Gather each line of the records where "xlabel" appears.
** Start of Recorded data **
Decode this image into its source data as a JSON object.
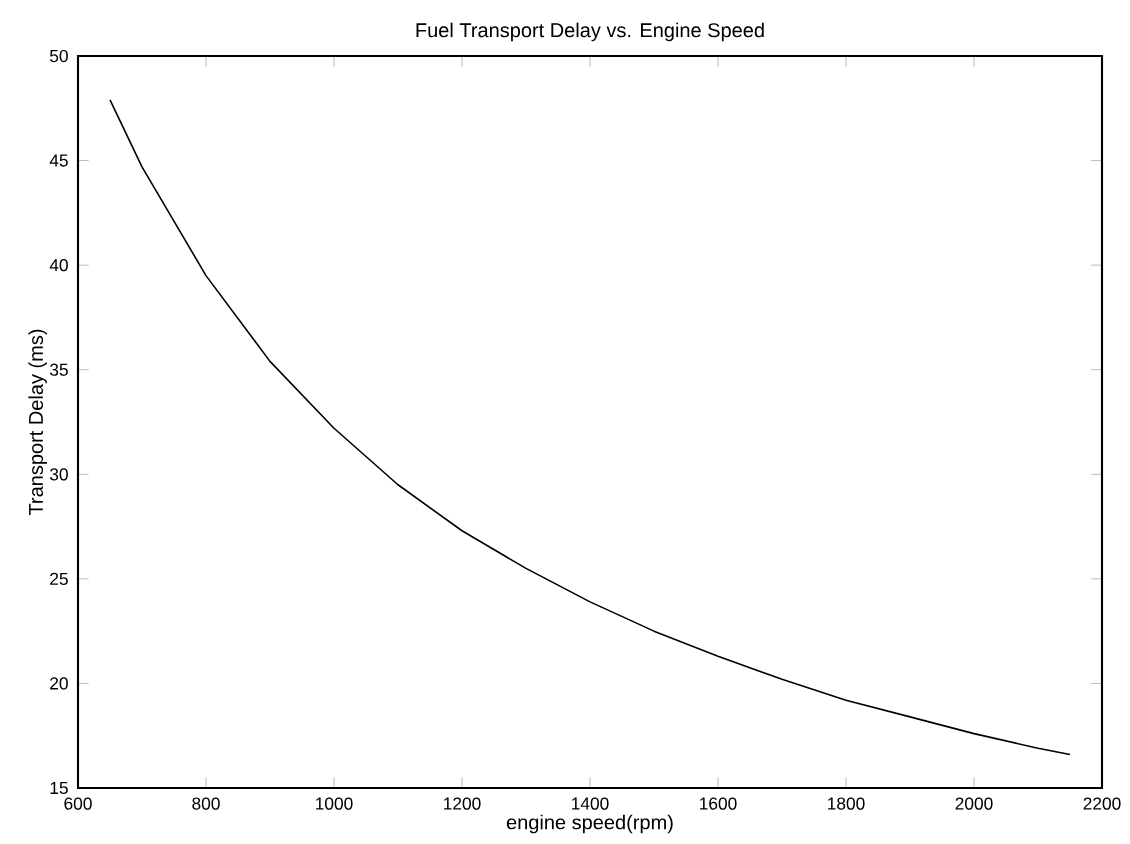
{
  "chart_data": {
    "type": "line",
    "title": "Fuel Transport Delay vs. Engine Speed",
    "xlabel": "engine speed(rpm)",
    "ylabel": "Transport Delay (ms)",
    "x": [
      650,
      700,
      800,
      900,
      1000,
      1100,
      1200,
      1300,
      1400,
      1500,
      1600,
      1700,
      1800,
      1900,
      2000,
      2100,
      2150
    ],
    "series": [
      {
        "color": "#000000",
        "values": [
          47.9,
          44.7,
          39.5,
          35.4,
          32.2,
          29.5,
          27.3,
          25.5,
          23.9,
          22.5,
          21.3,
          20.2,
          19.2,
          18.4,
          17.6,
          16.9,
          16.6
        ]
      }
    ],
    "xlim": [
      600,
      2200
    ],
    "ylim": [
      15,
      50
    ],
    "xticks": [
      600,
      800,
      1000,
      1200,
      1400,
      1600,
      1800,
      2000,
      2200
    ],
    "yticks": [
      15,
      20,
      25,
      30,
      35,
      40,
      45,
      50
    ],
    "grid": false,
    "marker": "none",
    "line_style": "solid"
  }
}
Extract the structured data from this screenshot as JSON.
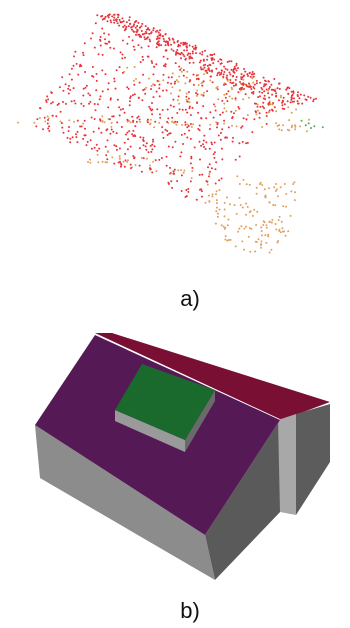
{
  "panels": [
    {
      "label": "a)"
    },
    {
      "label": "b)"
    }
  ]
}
** End of Recorded data **
** Start of Recorded data **
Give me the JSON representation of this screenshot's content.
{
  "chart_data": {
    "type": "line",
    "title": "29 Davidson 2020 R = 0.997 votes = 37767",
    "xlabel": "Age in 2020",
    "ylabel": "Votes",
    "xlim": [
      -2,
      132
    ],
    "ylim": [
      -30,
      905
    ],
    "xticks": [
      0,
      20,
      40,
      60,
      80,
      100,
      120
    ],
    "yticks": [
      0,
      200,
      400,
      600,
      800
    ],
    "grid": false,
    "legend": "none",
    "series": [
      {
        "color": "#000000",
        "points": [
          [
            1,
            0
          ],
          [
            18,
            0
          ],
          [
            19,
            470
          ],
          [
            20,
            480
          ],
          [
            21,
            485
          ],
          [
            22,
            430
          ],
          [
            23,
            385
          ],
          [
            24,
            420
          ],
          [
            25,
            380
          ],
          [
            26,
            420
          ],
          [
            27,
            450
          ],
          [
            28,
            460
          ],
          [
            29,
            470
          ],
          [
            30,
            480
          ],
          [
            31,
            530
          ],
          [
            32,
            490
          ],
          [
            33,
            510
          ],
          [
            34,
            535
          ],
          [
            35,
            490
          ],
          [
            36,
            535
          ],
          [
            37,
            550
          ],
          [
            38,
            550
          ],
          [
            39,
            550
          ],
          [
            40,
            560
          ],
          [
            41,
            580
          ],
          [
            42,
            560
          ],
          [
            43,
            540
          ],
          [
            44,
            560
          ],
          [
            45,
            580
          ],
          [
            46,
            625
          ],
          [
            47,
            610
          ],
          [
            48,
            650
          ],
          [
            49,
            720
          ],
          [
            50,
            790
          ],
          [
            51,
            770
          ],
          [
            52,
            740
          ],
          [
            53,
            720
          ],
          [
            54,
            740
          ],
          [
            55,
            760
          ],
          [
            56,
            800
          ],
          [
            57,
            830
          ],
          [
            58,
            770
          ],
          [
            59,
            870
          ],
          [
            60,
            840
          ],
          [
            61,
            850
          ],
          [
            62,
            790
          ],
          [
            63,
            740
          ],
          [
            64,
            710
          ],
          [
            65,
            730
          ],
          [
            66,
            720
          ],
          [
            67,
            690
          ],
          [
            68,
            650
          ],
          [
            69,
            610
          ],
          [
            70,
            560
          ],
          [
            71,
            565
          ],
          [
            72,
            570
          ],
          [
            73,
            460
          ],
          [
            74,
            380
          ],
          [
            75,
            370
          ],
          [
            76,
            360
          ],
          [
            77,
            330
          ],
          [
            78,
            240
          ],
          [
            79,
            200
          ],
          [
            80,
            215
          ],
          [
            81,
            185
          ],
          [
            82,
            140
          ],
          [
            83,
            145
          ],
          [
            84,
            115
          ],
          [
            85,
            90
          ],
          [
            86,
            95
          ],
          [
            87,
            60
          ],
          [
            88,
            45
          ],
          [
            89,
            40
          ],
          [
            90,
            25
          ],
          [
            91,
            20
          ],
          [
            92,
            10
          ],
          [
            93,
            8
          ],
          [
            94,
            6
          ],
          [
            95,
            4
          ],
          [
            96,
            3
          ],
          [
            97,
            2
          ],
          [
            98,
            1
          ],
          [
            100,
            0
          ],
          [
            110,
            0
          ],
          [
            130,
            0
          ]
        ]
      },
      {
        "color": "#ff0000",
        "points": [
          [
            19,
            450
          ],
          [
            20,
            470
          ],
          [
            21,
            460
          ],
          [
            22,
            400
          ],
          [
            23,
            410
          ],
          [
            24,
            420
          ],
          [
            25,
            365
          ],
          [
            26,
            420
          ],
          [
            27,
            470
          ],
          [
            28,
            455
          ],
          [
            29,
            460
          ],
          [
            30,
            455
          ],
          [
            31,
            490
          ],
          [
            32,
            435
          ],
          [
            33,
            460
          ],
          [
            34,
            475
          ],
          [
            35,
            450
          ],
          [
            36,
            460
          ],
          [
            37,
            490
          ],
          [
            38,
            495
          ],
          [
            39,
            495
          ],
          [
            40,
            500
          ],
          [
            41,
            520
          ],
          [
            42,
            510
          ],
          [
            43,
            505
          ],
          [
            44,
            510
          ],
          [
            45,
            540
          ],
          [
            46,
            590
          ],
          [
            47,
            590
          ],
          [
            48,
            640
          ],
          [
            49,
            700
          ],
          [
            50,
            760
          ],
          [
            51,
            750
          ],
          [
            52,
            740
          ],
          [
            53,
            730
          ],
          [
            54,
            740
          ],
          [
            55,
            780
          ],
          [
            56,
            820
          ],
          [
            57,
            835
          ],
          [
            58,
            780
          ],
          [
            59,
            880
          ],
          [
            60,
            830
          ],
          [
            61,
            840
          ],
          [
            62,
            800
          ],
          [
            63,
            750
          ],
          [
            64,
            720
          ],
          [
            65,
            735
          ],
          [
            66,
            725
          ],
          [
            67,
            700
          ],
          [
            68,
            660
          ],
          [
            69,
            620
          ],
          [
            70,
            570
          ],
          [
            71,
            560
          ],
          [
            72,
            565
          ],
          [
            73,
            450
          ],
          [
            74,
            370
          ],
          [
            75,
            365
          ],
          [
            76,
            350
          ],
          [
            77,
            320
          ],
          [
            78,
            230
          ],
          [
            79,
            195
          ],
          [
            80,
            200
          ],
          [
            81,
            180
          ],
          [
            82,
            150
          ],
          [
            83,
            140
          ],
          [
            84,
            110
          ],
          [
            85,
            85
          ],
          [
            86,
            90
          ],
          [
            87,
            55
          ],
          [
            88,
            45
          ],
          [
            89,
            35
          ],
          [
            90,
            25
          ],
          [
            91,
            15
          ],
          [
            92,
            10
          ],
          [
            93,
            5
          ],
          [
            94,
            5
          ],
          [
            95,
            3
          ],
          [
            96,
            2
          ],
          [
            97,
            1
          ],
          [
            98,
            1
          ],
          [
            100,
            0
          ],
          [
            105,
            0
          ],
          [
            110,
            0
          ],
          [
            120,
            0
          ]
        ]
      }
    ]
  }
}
** End of Recorded data **
● **Task result**
    "xlabel": "engine speed(rpm)",
    "xlabel": "Age in 2020",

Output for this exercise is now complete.